» **THE REQUEST**:
Word for word, restate every line of the material.

(Items listed in a dataset)
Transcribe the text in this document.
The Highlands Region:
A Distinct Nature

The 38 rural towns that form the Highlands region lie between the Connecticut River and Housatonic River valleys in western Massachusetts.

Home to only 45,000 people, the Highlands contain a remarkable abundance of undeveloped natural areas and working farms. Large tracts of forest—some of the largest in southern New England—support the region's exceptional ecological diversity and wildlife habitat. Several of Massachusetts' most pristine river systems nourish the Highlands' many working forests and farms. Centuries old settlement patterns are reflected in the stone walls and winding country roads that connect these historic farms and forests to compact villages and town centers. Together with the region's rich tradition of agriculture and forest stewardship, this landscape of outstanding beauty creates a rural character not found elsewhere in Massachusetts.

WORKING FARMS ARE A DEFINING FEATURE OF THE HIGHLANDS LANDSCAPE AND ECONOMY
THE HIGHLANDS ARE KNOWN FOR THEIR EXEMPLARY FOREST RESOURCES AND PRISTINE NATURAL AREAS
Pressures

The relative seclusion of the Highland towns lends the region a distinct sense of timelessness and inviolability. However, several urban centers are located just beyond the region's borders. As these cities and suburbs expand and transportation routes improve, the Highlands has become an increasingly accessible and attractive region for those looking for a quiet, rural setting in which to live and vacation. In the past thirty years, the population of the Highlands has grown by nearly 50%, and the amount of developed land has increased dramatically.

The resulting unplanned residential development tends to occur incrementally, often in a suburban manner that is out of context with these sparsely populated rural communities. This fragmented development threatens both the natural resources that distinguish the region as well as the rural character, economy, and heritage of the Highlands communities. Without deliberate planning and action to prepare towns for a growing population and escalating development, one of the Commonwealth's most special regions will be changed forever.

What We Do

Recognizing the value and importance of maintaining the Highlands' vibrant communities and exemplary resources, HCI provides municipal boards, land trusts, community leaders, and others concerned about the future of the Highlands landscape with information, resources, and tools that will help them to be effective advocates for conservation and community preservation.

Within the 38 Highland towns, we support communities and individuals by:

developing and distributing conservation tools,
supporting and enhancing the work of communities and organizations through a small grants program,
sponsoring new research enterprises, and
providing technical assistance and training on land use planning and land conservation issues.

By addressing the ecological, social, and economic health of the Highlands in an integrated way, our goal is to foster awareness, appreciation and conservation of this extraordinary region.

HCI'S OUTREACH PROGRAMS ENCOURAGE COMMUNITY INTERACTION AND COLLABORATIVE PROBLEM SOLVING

» **OUTPUT OF THE TASK**:
Transcribe the text in this document.
The Highlands Region:
A Distinct Nature

The 38 rural towns that form the Highlands region lie between the Connecticut River and Housatonic River valleys in western Massachusetts.

Home to only 45,000 people, the Highlands contain a remarkable abundance of undeveloped natural areas and working farms. Large tracts of forest—some of the largest in southern New England—support the region's exceptional ecological diversity and wildlife habitat. Several of Massachusetts' most pristine river systems nourish the Highlands' many working forests and farms. Centuries old settlement patterns are reflected in the stone walls and winding country roads that connect these historic farms and forests to compact villages and town centers. Together with the region's rich tradition of agriculture and forest stewardship, this landscape of outstanding beauty creates a rural character not found elsewhere in Massachusetts.

WORKING FARMS ARE A DEFINING FEATURE OF THE HIGHLANDS LANDSCAPE AND ECONOMY
THE HIGHLANDS ARE KNOWN FOR THEIR EXEMPLARY FOREST RESOURCES AND PRISTINE NATURAL AREAS
Pressures

The relative seclusion of the Highland towns lends the region a distinct sense of timelessness and inviolability. However, several urban centers are located just beyond the region's borders. As these cities and suburbs expand and transportation routes improve, the Highlands has become an increasingly accessible and attractive region for those looking for a quiet, rural setting in which to live and vacation. In the past thirty years, the population of the Highlands has grown by nearly 50%, and the amount of developed land has increased dramatically.

The resulting unplanned residential development tends to occur incrementally, often in a suburban manner that is out of context with these sparsely populated rural communities. This fragmented development threatens both the natural resources that distinguish the region as well as the rural character, economy, and heritage of the Highlands communities. Without deliberate planning and action to prepare towns for a growing population and escalating development, one of the Commonwealth's most special regions will be changed forever.

What We Do

Recognizing the value and importance of maintaining the Highlands' vibrant communities and exemplary resources, HCI provides municipal boards, land trusts, community leaders, and others concerned about the future of the Highlands landscape with information, resources, and tools that will help them to be effective advocates for conservation and community preservation.

Within the 38 Highland towns, we support communities and individuals by:

developing and distributing conservation tools,
supporting and enhancing the work of communities and organizations through a small grants program,
sponsoring new research enterprises, and
providing technical assistance and training on land use planning and land conservation issues.

By addressing the ecological, social, and economic health of the Highlands in an integrated way, our goal is to foster awareness, appreciation and conservation of this extraordinary region.

HCI'S OUTREACH PROGRAMS ENCOURAGE COMMUNITY INTERACTION AND COLLABORATIVE PROBLEM SOLVING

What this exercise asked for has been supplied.